DATASET RECORDS:
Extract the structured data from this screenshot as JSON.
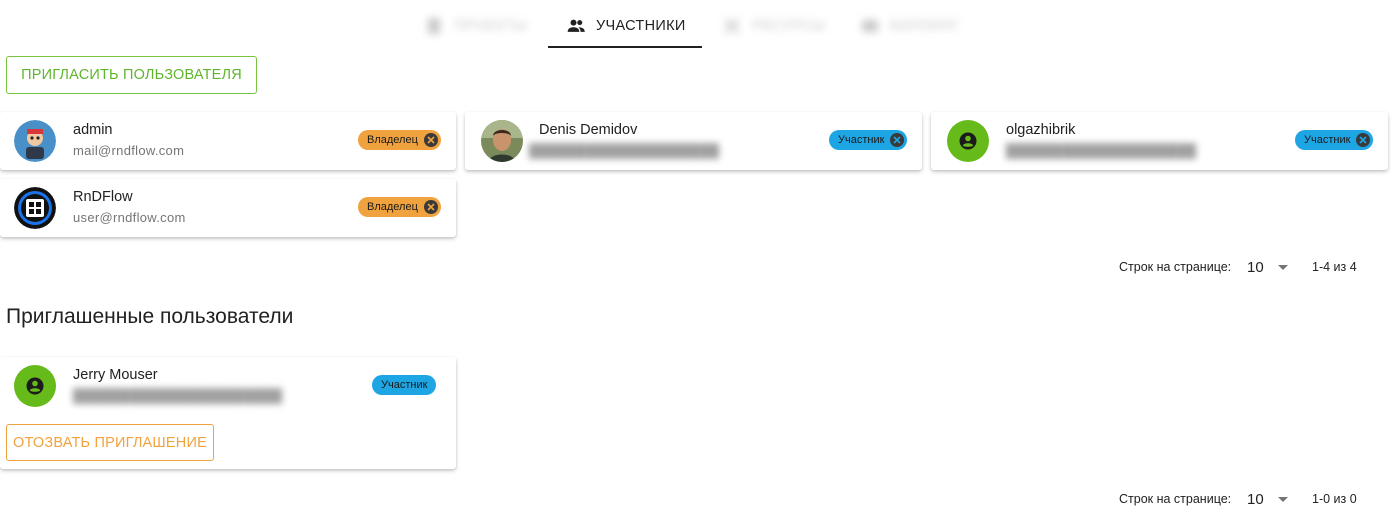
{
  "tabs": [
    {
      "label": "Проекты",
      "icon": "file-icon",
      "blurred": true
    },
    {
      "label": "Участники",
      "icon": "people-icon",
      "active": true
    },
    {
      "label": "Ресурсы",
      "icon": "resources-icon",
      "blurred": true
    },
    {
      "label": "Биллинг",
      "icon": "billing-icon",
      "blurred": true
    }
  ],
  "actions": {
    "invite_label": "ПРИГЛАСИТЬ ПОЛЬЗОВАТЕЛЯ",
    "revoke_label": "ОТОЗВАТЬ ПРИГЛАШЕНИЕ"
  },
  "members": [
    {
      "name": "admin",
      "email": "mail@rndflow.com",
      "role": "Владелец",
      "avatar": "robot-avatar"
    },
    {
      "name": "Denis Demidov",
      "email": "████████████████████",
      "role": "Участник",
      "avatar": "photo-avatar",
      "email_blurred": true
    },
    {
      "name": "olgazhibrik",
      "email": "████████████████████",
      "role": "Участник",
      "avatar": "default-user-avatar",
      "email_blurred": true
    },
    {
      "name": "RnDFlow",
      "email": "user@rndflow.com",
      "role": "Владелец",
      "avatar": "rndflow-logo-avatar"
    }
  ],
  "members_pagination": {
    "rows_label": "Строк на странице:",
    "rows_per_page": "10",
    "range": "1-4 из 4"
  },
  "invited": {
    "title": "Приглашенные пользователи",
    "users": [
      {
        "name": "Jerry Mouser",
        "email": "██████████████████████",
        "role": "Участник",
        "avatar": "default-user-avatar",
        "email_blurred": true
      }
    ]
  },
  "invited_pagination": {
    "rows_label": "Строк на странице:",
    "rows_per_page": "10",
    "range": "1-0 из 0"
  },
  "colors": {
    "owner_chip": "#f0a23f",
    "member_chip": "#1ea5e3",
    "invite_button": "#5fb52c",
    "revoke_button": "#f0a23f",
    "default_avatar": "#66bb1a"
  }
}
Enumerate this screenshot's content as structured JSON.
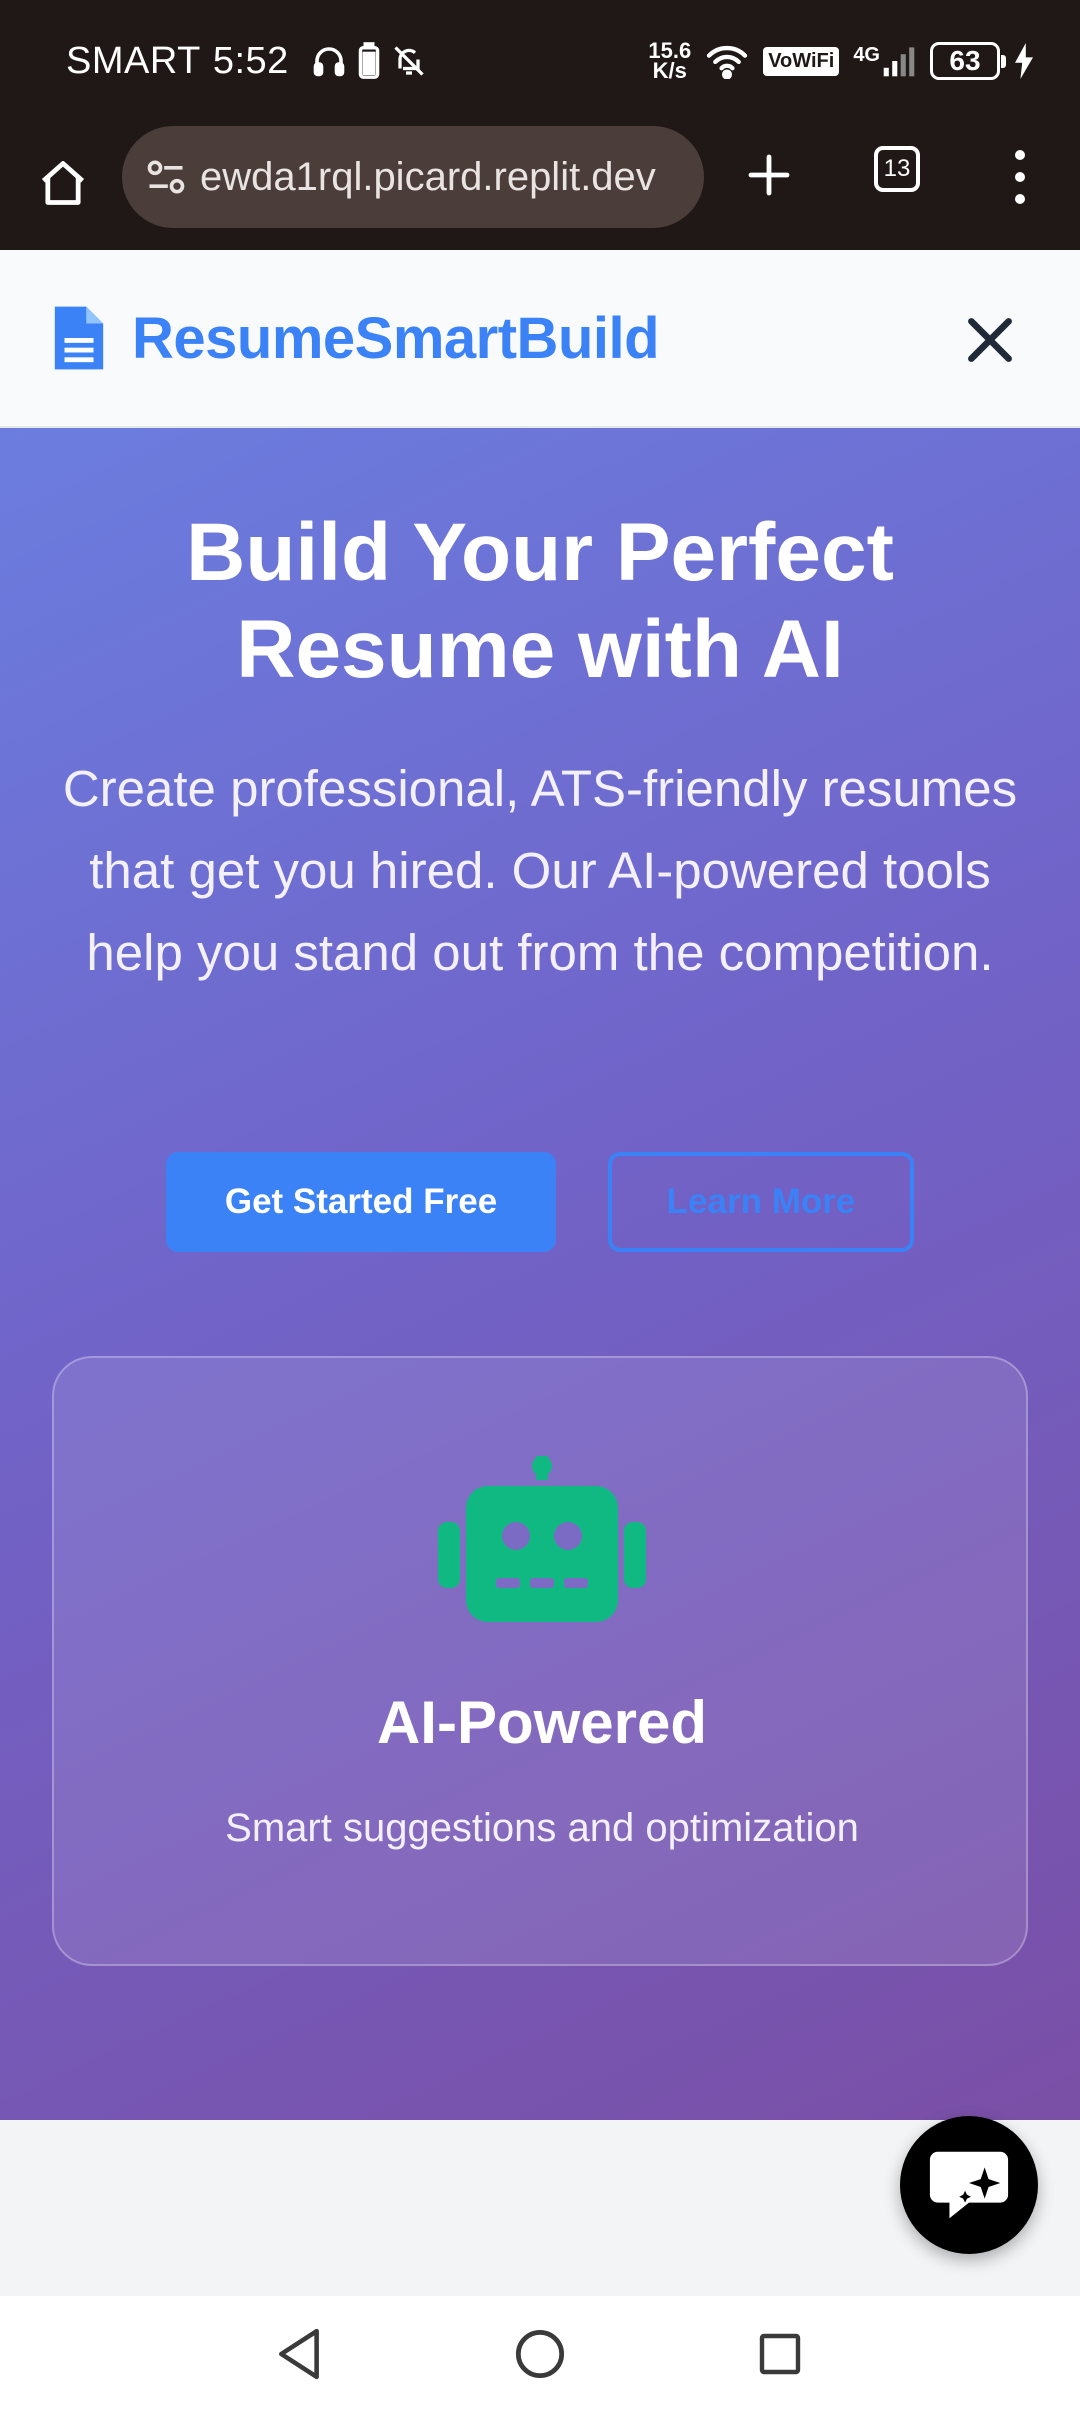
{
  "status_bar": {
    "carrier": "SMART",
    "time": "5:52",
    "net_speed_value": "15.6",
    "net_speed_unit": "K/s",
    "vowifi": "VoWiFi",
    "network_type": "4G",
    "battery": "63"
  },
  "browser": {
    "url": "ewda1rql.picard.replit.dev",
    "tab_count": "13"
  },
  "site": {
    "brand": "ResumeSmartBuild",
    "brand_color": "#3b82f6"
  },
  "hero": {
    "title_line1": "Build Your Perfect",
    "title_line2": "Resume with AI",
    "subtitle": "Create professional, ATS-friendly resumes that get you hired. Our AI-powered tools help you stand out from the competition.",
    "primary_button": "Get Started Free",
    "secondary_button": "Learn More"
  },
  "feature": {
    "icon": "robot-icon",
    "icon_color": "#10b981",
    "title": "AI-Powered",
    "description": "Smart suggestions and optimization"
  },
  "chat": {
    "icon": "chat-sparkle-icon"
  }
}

EXERCISE OBJECTIVE: Quote each record exactly as it stands, minus the pictures.

TASK ANSWER:
Extract the structured data from this screenshot as JSON.
{
  "tabs": [
    {
      "label": "Проекты",
      "icon": "file-icon",
      "blurred": true
    },
    {
      "label": "Участники",
      "icon": "people-icon",
      "active": true
    },
    {
      "label": "Ресурсы",
      "icon": "resources-icon",
      "blurred": true
    },
    {
      "label": "Биллинг",
      "icon": "billing-icon",
      "blurred": true
    }
  ],
  "actions": {
    "invite_label": "ПРИГЛАСИТЬ ПОЛЬЗОВАТЕЛЯ",
    "revoke_label": "ОТОЗВАТЬ ПРИГЛАШЕНИЕ"
  },
  "members": [
    {
      "name": "admin",
      "email": "mail@rndflow.com",
      "role": "Владелец",
      "avatar": "robot-avatar"
    },
    {
      "name": "Denis Demidov",
      "email": "████████████████████",
      "role": "Участник",
      "avatar": "photo-avatar",
      "email_blurred": true
    },
    {
      "name": "olgazhibrik",
      "email": "████████████████████",
      "role": "Участник",
      "avatar": "default-user-avatar",
      "email_blurred": true
    },
    {
      "name": "RnDFlow",
      "email": "user@rndflow.com",
      "role": "Владелец",
      "avatar": "rndflow-logo-avatar"
    }
  ],
  "members_pagination": {
    "rows_label": "Строк на странице:",
    "rows_per_page": "10",
    "range": "1-4 из 4"
  },
  "invited": {
    "title": "Приглашенные пользователи",
    "users": [
      {
        "name": "Jerry Mouser",
        "email": "██████████████████████",
        "role": "Участник",
        "avatar": "default-user-avatar",
        "email_blurred": true
      }
    ]
  },
  "invited_pagination": {
    "rows_label": "Строк на странице:",
    "rows_per_page": "10",
    "range": "1-0 из 0"
  },
  "colors": {
    "owner_chip": "#f0a23f",
    "member_chip": "#1ea5e3",
    "invite_button": "#5fb52c",
    "revoke_button": "#f0a23f",
    "default_avatar": "#66bb1a"
  }
}
Enumerate this screenshot's content as structured JSON.
{
  "status_bar": {
    "carrier": "SMART",
    "time": "5:52",
    "net_speed_value": "15.6",
    "net_speed_unit": "K/s",
    "vowifi": "VoWiFi",
    "network_type": "4G",
    "battery": "63"
  },
  "browser": {
    "url": "ewda1rql.picard.replit.dev",
    "tab_count": "13"
  },
  "site": {
    "brand": "ResumeSmartBuild",
    "brand_color": "#3b82f6"
  },
  "hero": {
    "title_line1": "Build Your Perfect",
    "title_line2": "Resume with AI",
    "subtitle": "Create professional, ATS-friendly resumes that get you hired. Our AI-powered tools help you stand out from the competition.",
    "primary_button": "Get Started Free",
    "secondary_button": "Learn More"
  },
  "feature": {
    "icon": "robot-icon",
    "icon_color": "#10b981",
    "title": "AI-Powered",
    "description": "Smart suggestions and optimization"
  },
  "chat": {
    "icon": "chat-sparkle-icon"
  }
}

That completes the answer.